Stored entries
::::::::::

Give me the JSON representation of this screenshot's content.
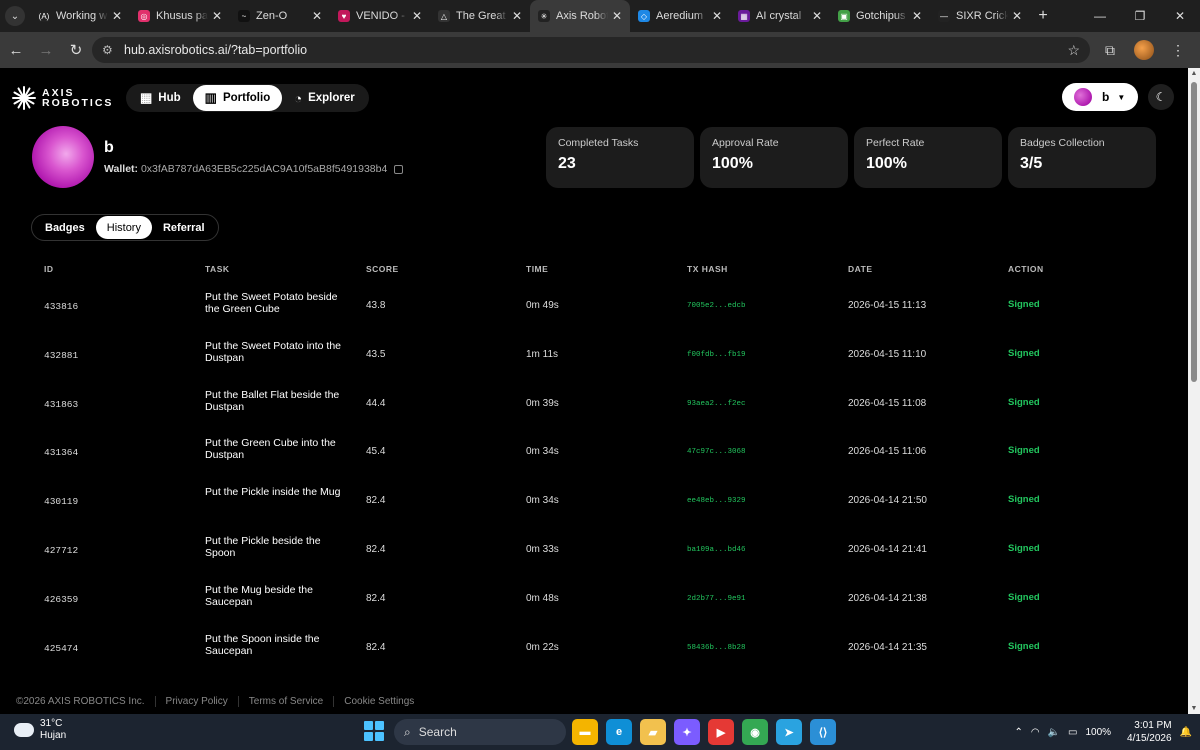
{
  "browser": {
    "tabs": [
      {
        "title": "Working w",
        "icon": "a-logo-icon",
        "color": "#222222",
        "glyph": "(A)",
        "active": false
      },
      {
        "title": "Khusus pa",
        "icon": "instagram-icon",
        "color": "#e1306c",
        "glyph": "◎",
        "active": false
      },
      {
        "title": "Zen-O",
        "icon": "zen-icon",
        "color": "#111111",
        "glyph": "~",
        "active": false
      },
      {
        "title": "VENIDO -",
        "icon": "venido-icon",
        "color": "#c2185b",
        "glyph": "♥",
        "active": false
      },
      {
        "title": "The Great",
        "icon": "triangle-icon",
        "color": "#333333",
        "glyph": "△",
        "active": false
      },
      {
        "title": "Axis Robot",
        "icon": "axis-star-icon",
        "color": "#222222",
        "glyph": "✳",
        "active": true
      },
      {
        "title": "Aeredium",
        "icon": "aeredium-icon",
        "color": "#1e88e5",
        "glyph": "◇",
        "active": false
      },
      {
        "title": "AI crystal",
        "icon": "crystal-icon",
        "color": "#6a1b9a",
        "glyph": "▦",
        "active": false
      },
      {
        "title": "Gotchipus",
        "icon": "gotchipus-icon",
        "color": "#43a047",
        "glyph": "▣",
        "active": false
      },
      {
        "title": "SIXR Crick",
        "icon": "sixr-icon",
        "color": "#222222",
        "glyph": "—",
        "active": false
      }
    ],
    "url": "hub.axisrobotics.ai/?tab=portfolio"
  },
  "header": {
    "logo_line1": "AXIS",
    "logo_line2": "ROBOTICS",
    "nav": [
      {
        "label": "Hub",
        "icon": "grid-icon",
        "glyph": "▦",
        "active": false
      },
      {
        "label": "Portfolio",
        "icon": "chart-icon",
        "glyph": "▥",
        "active": true
      },
      {
        "label": "Explorer",
        "icon": "compass-icon",
        "glyph": "◔",
        "active": false
      }
    ],
    "user_label": "b"
  },
  "profile": {
    "name": "b",
    "wallet_label": "Wallet:",
    "wallet_address": "0x3fAB787dA63EB5c225dAC9A10f5aB8f5491938b4"
  },
  "stats": [
    {
      "label": "Completed Tasks",
      "value": "23"
    },
    {
      "label": "Approval Rate",
      "value": "100%"
    },
    {
      "label": "Perfect Rate",
      "value": "100%"
    },
    {
      "label": "Badges Collection",
      "value": "3/5"
    }
  ],
  "subtabs": [
    {
      "label": "Badges",
      "active": false
    },
    {
      "label": "History",
      "active": true
    },
    {
      "label": "Referral",
      "active": false
    }
  ],
  "table": {
    "columns": [
      "ID",
      "TASK",
      "SCORE",
      "TIME",
      "TX HASH",
      "DATE",
      "ACTION"
    ],
    "rows": [
      {
        "id": "433816",
        "task": "Put the Sweet Potato beside the Green Cube",
        "score": "43.8",
        "time": "0m 49s",
        "tx": "7005e2...edcb",
        "date": "2026-04-15 11:13",
        "action": "Signed"
      },
      {
        "id": "432881",
        "task": "Put the Sweet Potato into the Dustpan",
        "score": "43.5",
        "time": "1m 11s",
        "tx": "f00fdb...fb19",
        "date": "2026-04-15 11:10",
        "action": "Signed"
      },
      {
        "id": "431863",
        "task": "Put the Ballet Flat beside the Dustpan",
        "score": "44.4",
        "time": "0m 39s",
        "tx": "93aea2...f2ec",
        "date": "2026-04-15 11:08",
        "action": "Signed"
      },
      {
        "id": "431364",
        "task": "Put the Green Cube into the Dustpan",
        "score": "45.4",
        "time": "0m 34s",
        "tx": "47c97c...3068",
        "date": "2026-04-15 11:06",
        "action": "Signed"
      },
      {
        "id": "430119",
        "task": "Put the Pickle inside the Mug",
        "score": "82.4",
        "time": "0m 34s",
        "tx": "ee48eb...9329",
        "date": "2026-04-14 21:50",
        "action": "Signed"
      },
      {
        "id": "427712",
        "task": "Put the Pickle beside the Spoon",
        "score": "82.4",
        "time": "0m 33s",
        "tx": "ba109a...bd46",
        "date": "2026-04-14 21:41",
        "action": "Signed"
      },
      {
        "id": "426359",
        "task": "Put the Mug beside the Saucepan",
        "score": "82.4",
        "time": "0m 48s",
        "tx": "2d2b77...9e91",
        "date": "2026-04-14 21:38",
        "action": "Signed"
      },
      {
        "id": "425474",
        "task": "Put the Spoon inside the Saucepan",
        "score": "82.4",
        "time": "0m 22s",
        "tx": "58436b...8b28",
        "date": "2026-04-14 21:35",
        "action": "Signed"
      }
    ]
  },
  "footer": {
    "copyright": "©2026 AXIS ROBOTICS Inc.",
    "links": [
      "Privacy Policy",
      "Terms of Service",
      "Cookie Settings"
    ]
  },
  "taskbar": {
    "temperature": "31°C",
    "weather": "Hujan",
    "search_label": "Search",
    "battery": "100%",
    "time": "3:01 PM",
    "date": "4/15/2026",
    "apps": [
      {
        "name": "file-explorer-icon",
        "color": "#f4b400",
        "glyph": "▬"
      },
      {
        "name": "edge-icon",
        "color": "#0f8fd6",
        "glyph": "e"
      },
      {
        "name": "folder-icon",
        "color": "#f2c14e",
        "glyph": "▰"
      },
      {
        "name": "copilot-icon",
        "color": "#7b5cff",
        "glyph": "✦"
      },
      {
        "name": "youtube-icon",
        "color": "#e53935",
        "glyph": "▶"
      },
      {
        "name": "chrome-icon",
        "color": "#34a853",
        "glyph": "◉"
      },
      {
        "name": "telegram-icon",
        "color": "#2aa3e0",
        "glyph": "➤"
      },
      {
        "name": "vscode-icon",
        "color": "#2b8fd6",
        "glyph": "⟨⟩"
      }
    ]
  }
}
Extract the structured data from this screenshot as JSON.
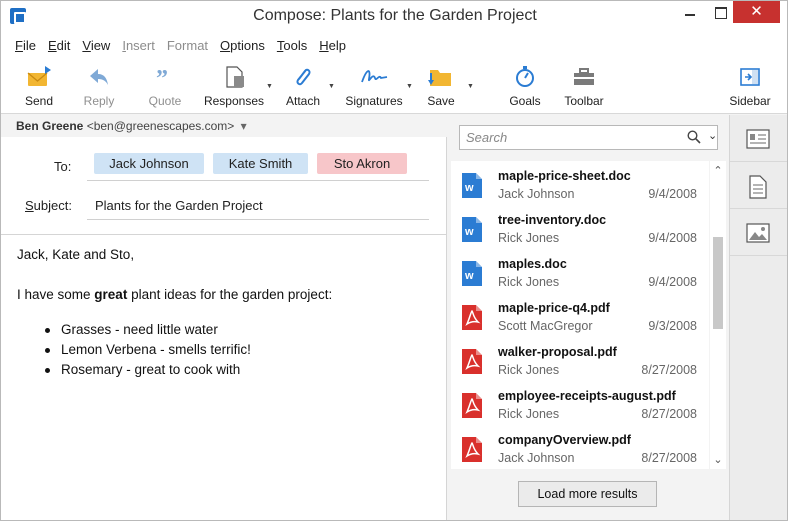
{
  "window": {
    "title": "Compose: Plants for the Garden Project",
    "close_glyph": "✕"
  },
  "menu": [
    {
      "label": "File",
      "u": "F",
      "rest": "ile",
      "disabled": false
    },
    {
      "label": "Edit",
      "u": "E",
      "rest": "dit",
      "disabled": false
    },
    {
      "label": "View",
      "u": "V",
      "rest": "iew",
      "disabled": false
    },
    {
      "label": "Insert",
      "u": "I",
      "rest": "nsert",
      "disabled": true
    },
    {
      "label": "Format",
      "u": "",
      "rest": "Format",
      "disabled": true
    },
    {
      "label": "Options",
      "u": "O",
      "rest": "ptions",
      "disabled": false
    },
    {
      "label": "Tools",
      "u": "T",
      "rest": "ools",
      "disabled": false
    },
    {
      "label": "Help",
      "u": "H",
      "rest": "elp",
      "disabled": false
    }
  ],
  "toolbar": {
    "send": "Send",
    "reply": "Reply",
    "quote": "Quote",
    "responses": "Responses",
    "attach": "Attach",
    "signatures": "Signatures",
    "save": "Save",
    "goals": "Goals",
    "toolbar": "Toolbar",
    "sidebar": "Sidebar"
  },
  "from": {
    "name": "Ben Greene",
    "email": "<ben@greenescapes.com>",
    "caret": "▾"
  },
  "to_label": "To:",
  "recipients": [
    {
      "name": "Jack Johnson",
      "color": "#cfe3f5"
    },
    {
      "name": "Kate Smith",
      "color": "#cfe3f5"
    },
    {
      "name": "Sto Akron",
      "color": "#f7c6c9"
    }
  ],
  "subject_label_u": "S",
  "subject_label_rest": "ubject:",
  "subject": "Plants for the Garden Project",
  "body": {
    "greeting": "Jack, Kate and Sto,",
    "intro_before": "I have some ",
    "intro_bold": "great",
    "intro_after": " plant ideas for the garden project:",
    "bullets": [
      "Grasses - need little water",
      "Lemon Verbena - smells terrific!",
      "Rosemary - great to cook with"
    ]
  },
  "search": {
    "placeholder": "Search",
    "drop_glyph": "⌄"
  },
  "results": [
    {
      "name": "maple-price-sheet.doc",
      "author": "Jack Johnson",
      "date": "9/4/2008",
      "type": "doc"
    },
    {
      "name": "tree-inventory.doc",
      "author": "Rick Jones",
      "date": "9/4/2008",
      "type": "doc"
    },
    {
      "name": "maples.doc",
      "author": "Rick Jones",
      "date": "9/4/2008",
      "type": "doc"
    },
    {
      "name": "maple-price-q4.pdf",
      "author": "Scott MacGregor",
      "date": "9/3/2008",
      "type": "pdf"
    },
    {
      "name": "walker-proposal.pdf",
      "author": "Rick Jones",
      "date": "8/27/2008",
      "type": "pdf"
    },
    {
      "name": "employee-receipts-august.pdf",
      "author": "Rick Jones",
      "date": "8/27/2008",
      "type": "pdf"
    },
    {
      "name": "companyOverview.pdf",
      "author": "Jack Johnson",
      "date": "8/27/2008",
      "type": "pdf"
    }
  ],
  "load_more": "Load more results",
  "colors": {
    "doc": "#2b7cd3",
    "pdf": "#d9302c",
    "accent": "#1f6fc5",
    "close": "#c7312f"
  }
}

::::::::::

Task description: Pull out each line of the entries that contains "JSON".

Result for this task:
Give me the JSON representation of this screenshot's content.
Extract the structured data from this screenshot as JSON.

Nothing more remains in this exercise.